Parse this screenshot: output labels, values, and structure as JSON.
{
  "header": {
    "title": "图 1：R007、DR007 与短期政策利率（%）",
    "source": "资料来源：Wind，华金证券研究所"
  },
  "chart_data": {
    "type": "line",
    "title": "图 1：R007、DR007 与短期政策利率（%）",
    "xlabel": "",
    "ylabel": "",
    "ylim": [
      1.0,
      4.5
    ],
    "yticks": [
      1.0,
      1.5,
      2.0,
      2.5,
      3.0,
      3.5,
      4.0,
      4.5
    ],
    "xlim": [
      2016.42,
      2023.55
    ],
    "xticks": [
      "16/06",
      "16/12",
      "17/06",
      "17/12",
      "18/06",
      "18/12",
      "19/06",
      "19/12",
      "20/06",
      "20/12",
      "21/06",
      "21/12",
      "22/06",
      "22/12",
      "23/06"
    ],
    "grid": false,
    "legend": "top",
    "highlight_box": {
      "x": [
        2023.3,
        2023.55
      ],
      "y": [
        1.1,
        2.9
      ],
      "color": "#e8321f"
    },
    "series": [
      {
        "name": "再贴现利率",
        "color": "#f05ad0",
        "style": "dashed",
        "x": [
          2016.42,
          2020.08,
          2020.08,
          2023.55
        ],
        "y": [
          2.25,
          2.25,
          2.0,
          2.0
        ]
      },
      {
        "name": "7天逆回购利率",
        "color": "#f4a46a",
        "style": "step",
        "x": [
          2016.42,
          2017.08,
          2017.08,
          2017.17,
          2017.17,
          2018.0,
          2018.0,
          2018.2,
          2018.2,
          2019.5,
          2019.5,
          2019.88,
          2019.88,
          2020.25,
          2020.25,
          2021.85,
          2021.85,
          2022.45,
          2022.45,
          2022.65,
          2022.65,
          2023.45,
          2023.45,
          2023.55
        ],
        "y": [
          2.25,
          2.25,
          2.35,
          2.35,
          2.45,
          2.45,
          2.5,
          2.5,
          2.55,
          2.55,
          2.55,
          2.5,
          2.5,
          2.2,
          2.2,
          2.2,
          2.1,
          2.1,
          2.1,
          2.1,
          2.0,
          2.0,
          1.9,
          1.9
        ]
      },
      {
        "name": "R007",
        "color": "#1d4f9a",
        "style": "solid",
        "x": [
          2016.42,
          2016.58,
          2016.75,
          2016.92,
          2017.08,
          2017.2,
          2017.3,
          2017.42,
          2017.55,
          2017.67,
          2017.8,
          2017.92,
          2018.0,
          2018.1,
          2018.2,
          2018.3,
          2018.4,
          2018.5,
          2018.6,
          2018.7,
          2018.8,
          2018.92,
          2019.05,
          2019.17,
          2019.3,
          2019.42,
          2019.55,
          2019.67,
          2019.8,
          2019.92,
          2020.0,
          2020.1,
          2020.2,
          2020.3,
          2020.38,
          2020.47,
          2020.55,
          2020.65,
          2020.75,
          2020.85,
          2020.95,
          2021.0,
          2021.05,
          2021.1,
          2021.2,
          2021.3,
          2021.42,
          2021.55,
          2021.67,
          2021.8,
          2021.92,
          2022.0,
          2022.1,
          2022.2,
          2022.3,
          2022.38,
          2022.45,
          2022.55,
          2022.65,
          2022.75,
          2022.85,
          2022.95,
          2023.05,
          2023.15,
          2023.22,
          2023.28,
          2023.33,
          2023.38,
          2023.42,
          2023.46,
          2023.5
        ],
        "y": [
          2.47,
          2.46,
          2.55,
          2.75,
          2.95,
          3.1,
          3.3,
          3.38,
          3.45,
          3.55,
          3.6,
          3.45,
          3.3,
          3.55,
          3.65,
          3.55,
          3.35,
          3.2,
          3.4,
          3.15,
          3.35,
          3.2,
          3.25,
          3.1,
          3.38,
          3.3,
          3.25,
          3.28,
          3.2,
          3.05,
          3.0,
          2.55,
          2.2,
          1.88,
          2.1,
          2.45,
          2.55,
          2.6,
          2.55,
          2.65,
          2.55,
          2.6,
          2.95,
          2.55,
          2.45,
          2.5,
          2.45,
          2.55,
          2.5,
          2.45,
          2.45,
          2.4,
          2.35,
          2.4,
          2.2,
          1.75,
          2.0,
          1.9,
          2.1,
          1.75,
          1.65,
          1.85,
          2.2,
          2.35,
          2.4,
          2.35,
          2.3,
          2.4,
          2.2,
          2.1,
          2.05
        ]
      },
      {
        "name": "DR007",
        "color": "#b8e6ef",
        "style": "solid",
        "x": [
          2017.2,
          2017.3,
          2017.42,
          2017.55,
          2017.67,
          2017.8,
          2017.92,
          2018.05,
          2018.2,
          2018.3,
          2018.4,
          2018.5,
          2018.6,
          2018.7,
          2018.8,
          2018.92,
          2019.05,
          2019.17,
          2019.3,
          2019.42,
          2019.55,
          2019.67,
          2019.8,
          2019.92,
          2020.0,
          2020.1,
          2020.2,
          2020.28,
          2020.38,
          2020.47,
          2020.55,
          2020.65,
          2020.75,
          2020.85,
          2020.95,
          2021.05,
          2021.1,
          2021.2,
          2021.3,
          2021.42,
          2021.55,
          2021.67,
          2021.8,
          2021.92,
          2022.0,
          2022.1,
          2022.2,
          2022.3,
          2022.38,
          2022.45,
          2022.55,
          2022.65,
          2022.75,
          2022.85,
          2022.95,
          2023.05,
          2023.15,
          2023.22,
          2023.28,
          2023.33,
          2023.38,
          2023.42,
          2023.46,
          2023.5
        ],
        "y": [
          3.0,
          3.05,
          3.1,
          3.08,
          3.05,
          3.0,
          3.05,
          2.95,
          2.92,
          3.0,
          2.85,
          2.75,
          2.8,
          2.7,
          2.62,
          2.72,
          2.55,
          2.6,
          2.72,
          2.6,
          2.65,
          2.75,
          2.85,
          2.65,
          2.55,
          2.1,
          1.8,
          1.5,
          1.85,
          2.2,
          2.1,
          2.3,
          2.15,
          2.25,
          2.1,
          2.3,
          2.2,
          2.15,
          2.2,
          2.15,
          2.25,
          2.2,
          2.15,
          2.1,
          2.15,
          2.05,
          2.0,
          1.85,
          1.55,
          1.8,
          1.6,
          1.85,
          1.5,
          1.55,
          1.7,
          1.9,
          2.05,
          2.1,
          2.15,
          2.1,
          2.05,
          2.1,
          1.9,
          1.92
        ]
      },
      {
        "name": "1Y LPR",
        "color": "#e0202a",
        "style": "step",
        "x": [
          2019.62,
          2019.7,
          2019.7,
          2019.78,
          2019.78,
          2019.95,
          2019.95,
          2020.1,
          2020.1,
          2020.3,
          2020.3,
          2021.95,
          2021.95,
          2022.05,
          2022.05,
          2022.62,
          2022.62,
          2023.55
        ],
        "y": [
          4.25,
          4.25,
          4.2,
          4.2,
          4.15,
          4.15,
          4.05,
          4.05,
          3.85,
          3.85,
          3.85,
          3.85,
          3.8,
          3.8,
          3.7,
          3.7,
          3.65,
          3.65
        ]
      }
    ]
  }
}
=====
Task brief >>
Retype every entry word for word.

Worked solution >>
Parse this screenshot: output labels, values, and structure as JSON.
{
  "header": {
    "title": "图 1：R007、DR007 与短期政策利率（%）",
    "source": "资料来源：Wind，华金证券研究所"
  },
  "chart_data": {
    "type": "line",
    "title": "图 1：R007、DR007 与短期政策利率（%）",
    "xlabel": "",
    "ylabel": "",
    "ylim": [
      1.0,
      4.5
    ],
    "yticks": [
      1.0,
      1.5,
      2.0,
      2.5,
      3.0,
      3.5,
      4.0,
      4.5
    ],
    "xlim": [
      2016.42,
      2023.55
    ],
    "xticks": [
      "16/06",
      "16/12",
      "17/06",
      "17/12",
      "18/06",
      "18/12",
      "19/06",
      "19/12",
      "20/06",
      "20/12",
      "21/06",
      "21/12",
      "22/06",
      "22/12",
      "23/06"
    ],
    "grid": false,
    "legend": "top",
    "highlight_box": {
      "x": [
        2023.3,
        2023.55
      ],
      "y": [
        1.1,
        2.9
      ],
      "color": "#e8321f"
    },
    "series": [
      {
        "name": "再贴现利率",
        "color": "#f05ad0",
        "style": "dashed",
        "x": [
          2016.42,
          2020.08,
          2020.08,
          2023.55
        ],
        "y": [
          2.25,
          2.25,
          2.0,
          2.0
        ]
      },
      {
        "name": "7天逆回购利率",
        "color": "#f4a46a",
        "style": "step",
        "x": [
          2016.42,
          2017.08,
          2017.08,
          2017.17,
          2017.17,
          2018.0,
          2018.0,
          2018.2,
          2018.2,
          2019.5,
          2019.5,
          2019.88,
          2019.88,
          2020.25,
          2020.25,
          2021.85,
          2021.85,
          2022.45,
          2022.45,
          2022.65,
          2022.65,
          2023.45,
          2023.45,
          2023.55
        ],
        "y": [
          2.25,
          2.25,
          2.35,
          2.35,
          2.45,
          2.45,
          2.5,
          2.5,
          2.55,
          2.55,
          2.55,
          2.5,
          2.5,
          2.2,
          2.2,
          2.2,
          2.1,
          2.1,
          2.1,
          2.1,
          2.0,
          2.0,
          1.9,
          1.9
        ]
      },
      {
        "name": "R007",
        "color": "#1d4f9a",
        "style": "solid",
        "x": [
          2016.42,
          2016.58,
          2016.75,
          2016.92,
          2017.08,
          2017.2,
          2017.3,
          2017.42,
          2017.55,
          2017.67,
          2017.8,
          2017.92,
          2018.0,
          2018.1,
          2018.2,
          2018.3,
          2018.4,
          2018.5,
          2018.6,
          2018.7,
          2018.8,
          2018.92,
          2019.05,
          2019.17,
          2019.3,
          2019.42,
          2019.55,
          2019.67,
          2019.8,
          2019.92,
          2020.0,
          2020.1,
          2020.2,
          2020.3,
          2020.38,
          2020.47,
          2020.55,
          2020.65,
          2020.75,
          2020.85,
          2020.95,
          2021.0,
          2021.05,
          2021.1,
          2021.2,
          2021.3,
          2021.42,
          2021.55,
          2021.67,
          2021.8,
          2021.92,
          2022.0,
          2022.1,
          2022.2,
          2022.3,
          2022.38,
          2022.45,
          2022.55,
          2022.65,
          2022.75,
          2022.85,
          2022.95,
          2023.05,
          2023.15,
          2023.22,
          2023.28,
          2023.33,
          2023.38,
          2023.42,
          2023.46,
          2023.5
        ],
        "y": [
          2.47,
          2.46,
          2.55,
          2.75,
          2.95,
          3.1,
          3.3,
          3.38,
          3.45,
          3.55,
          3.6,
          3.45,
          3.3,
          3.55,
          3.65,
          3.55,
          3.35,
          3.2,
          3.4,
          3.15,
          3.35,
          3.2,
          3.25,
          3.1,
          3.38,
          3.3,
          3.25,
          3.28,
          3.2,
          3.05,
          3.0,
          2.55,
          2.2,
          1.88,
          2.1,
          2.45,
          2.55,
          2.6,
          2.55,
          2.65,
          2.55,
          2.6,
          2.95,
          2.55,
          2.45,
          2.5,
          2.45,
          2.55,
          2.5,
          2.45,
          2.45,
          2.4,
          2.35,
          2.4,
          2.2,
          1.75,
          2.0,
          1.9,
          2.1,
          1.75,
          1.65,
          1.85,
          2.2,
          2.35,
          2.4,
          2.35,
          2.3,
          2.4,
          2.2,
          2.1,
          2.05
        ]
      },
      {
        "name": "DR007",
        "color": "#b8e6ef",
        "style": "solid",
        "x": [
          2017.2,
          2017.3,
          2017.42,
          2017.55,
          2017.67,
          2017.8,
          2017.92,
          2018.05,
          2018.2,
          2018.3,
          2018.4,
          2018.5,
          2018.6,
          2018.7,
          2018.8,
          2018.92,
          2019.05,
          2019.17,
          2019.3,
          2019.42,
          2019.55,
          2019.67,
          2019.8,
          2019.92,
          2020.0,
          2020.1,
          2020.2,
          2020.28,
          2020.38,
          2020.47,
          2020.55,
          2020.65,
          2020.75,
          2020.85,
          2020.95,
          2021.05,
          2021.1,
          2021.2,
          2021.3,
          2021.42,
          2021.55,
          2021.67,
          2021.8,
          2021.92,
          2022.0,
          2022.1,
          2022.2,
          2022.3,
          2022.38,
          2022.45,
          2022.55,
          2022.65,
          2022.75,
          2022.85,
          2022.95,
          2023.05,
          2023.15,
          2023.22,
          2023.28,
          2023.33,
          2023.38,
          2023.42,
          2023.46,
          2023.5
        ],
        "y": [
          3.0,
          3.05,
          3.1,
          3.08,
          3.05,
          3.0,
          3.05,
          2.95,
          2.92,
          3.0,
          2.85,
          2.75,
          2.8,
          2.7,
          2.62,
          2.72,
          2.55,
          2.6,
          2.72,
          2.6,
          2.65,
          2.75,
          2.85,
          2.65,
          2.55,
          2.1,
          1.8,
          1.5,
          1.85,
          2.2,
          2.1,
          2.3,
          2.15,
          2.25,
          2.1,
          2.3,
          2.2,
          2.15,
          2.2,
          2.15,
          2.25,
          2.2,
          2.15,
          2.1,
          2.15,
          2.05,
          2.0,
          1.85,
          1.55,
          1.8,
          1.6,
          1.85,
          1.5,
          1.55,
          1.7,
          1.9,
          2.05,
          2.1,
          2.15,
          2.1,
          2.05,
          2.1,
          1.9,
          1.92
        ]
      },
      {
        "name": "1Y LPR",
        "color": "#e0202a",
        "style": "step",
        "x": [
          2019.62,
          2019.7,
          2019.7,
          2019.78,
          2019.78,
          2019.95,
          2019.95,
          2020.1,
          2020.1,
          2020.3,
          2020.3,
          2021.95,
          2021.95,
          2022.05,
          2022.05,
          2022.62,
          2022.62,
          2023.55
        ],
        "y": [
          4.25,
          4.25,
          4.2,
          4.2,
          4.15,
          4.15,
          4.05,
          4.05,
          3.85,
          3.85,
          3.85,
          3.85,
          3.8,
          3.8,
          3.7,
          3.7,
          3.65,
          3.65
        ]
      }
    ]
  }
}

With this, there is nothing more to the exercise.